> [AIM OF THE TASK]:
Return each entry exactly, omitting nothing.

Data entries
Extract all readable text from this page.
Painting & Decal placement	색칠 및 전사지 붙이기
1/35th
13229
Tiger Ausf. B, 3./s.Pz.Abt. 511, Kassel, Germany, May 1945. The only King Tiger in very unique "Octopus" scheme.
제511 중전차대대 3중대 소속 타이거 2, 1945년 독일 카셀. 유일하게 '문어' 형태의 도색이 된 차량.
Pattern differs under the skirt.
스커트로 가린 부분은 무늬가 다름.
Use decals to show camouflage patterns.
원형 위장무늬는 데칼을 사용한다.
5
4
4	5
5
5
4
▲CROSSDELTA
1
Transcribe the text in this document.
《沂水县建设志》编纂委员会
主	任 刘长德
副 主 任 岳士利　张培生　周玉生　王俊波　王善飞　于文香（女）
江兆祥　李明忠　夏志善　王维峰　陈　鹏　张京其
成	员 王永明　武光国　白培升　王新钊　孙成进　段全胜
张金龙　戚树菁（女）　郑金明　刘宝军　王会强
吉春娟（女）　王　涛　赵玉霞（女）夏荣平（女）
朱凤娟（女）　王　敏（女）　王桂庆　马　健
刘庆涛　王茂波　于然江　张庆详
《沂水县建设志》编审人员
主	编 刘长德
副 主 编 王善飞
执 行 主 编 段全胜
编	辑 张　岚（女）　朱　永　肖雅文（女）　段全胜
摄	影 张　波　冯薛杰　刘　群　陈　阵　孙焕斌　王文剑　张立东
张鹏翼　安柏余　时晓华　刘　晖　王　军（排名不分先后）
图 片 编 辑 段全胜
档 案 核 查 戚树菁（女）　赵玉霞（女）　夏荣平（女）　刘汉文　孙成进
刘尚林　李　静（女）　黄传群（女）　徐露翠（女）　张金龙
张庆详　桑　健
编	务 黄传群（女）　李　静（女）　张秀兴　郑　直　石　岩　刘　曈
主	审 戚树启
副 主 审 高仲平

> [TASK SOLUTION]:
Extract all readable text from this page.
Painting & Decal placement	색칠 및 전사지 붙이기
1/35th
13229
Tiger Ausf. B, 3./s.Pz.Abt. 511, Kassel, Germany, May 1945. The only King Tiger in very unique "Octopus" scheme.
제511 중전차대대 3중대 소속 타이거 2, 1945년 독일 카셀. 유일하게 '문어' 형태의 도색이 된 차량.
Pattern differs under the skirt.
스커트로 가린 부분은 무늬가 다름.
Use decals to show camouflage patterns.
원형 위장무늬는 데칼을 사용한다.
5
4
4	5
5
5
4
▲CROSSDELTA
1
Transcribe the text in this document.
《沂水县建设志》编纂委员会
主	任 刘长德
副 主 任 岳士利　张培生　周玉生　王俊波　王善飞　于文香（女）
江兆祥　李明忠　夏志善　王维峰　陈　鹏　张京其
成	员 王永明　武光国　白培升　王新钊　孙成进　段全胜
张金龙　戚树菁（女）　郑金明　刘宝军　王会强
吉春娟（女）　王　涛　赵玉霞（女）夏荣平（女）
朱凤娟（女）　王　敏（女）　王桂庆　马　健
刘庆涛　王茂波　于然江　张庆详
《沂水县建设志》编审人员
主	编 刘长德
副 主 编 王善飞
执 行 主 编 段全胜
编	辑 张　岚（女）　朱　永　肖雅文（女）　段全胜
摄	影 张　波　冯薛杰　刘　群　陈　阵　孙焕斌　王文剑　张立东
张鹏翼　安柏余　时晓华　刘　晖　王　军（排名不分先后）
图 片 编 辑 段全胜
档 案 核 查 戚树菁（女）　赵玉霞（女）　夏荣平（女）　刘汉文　孙成进
刘尚林　李　静（女）　黄传群（女）　徐露翠（女）　张金龙
张庆详　桑　健
编	务 黄传群（女）　李　静（女）　张秀兴　郑　直　石　岩　刘　曈
主	审 戚树启
副 主 审 高仲平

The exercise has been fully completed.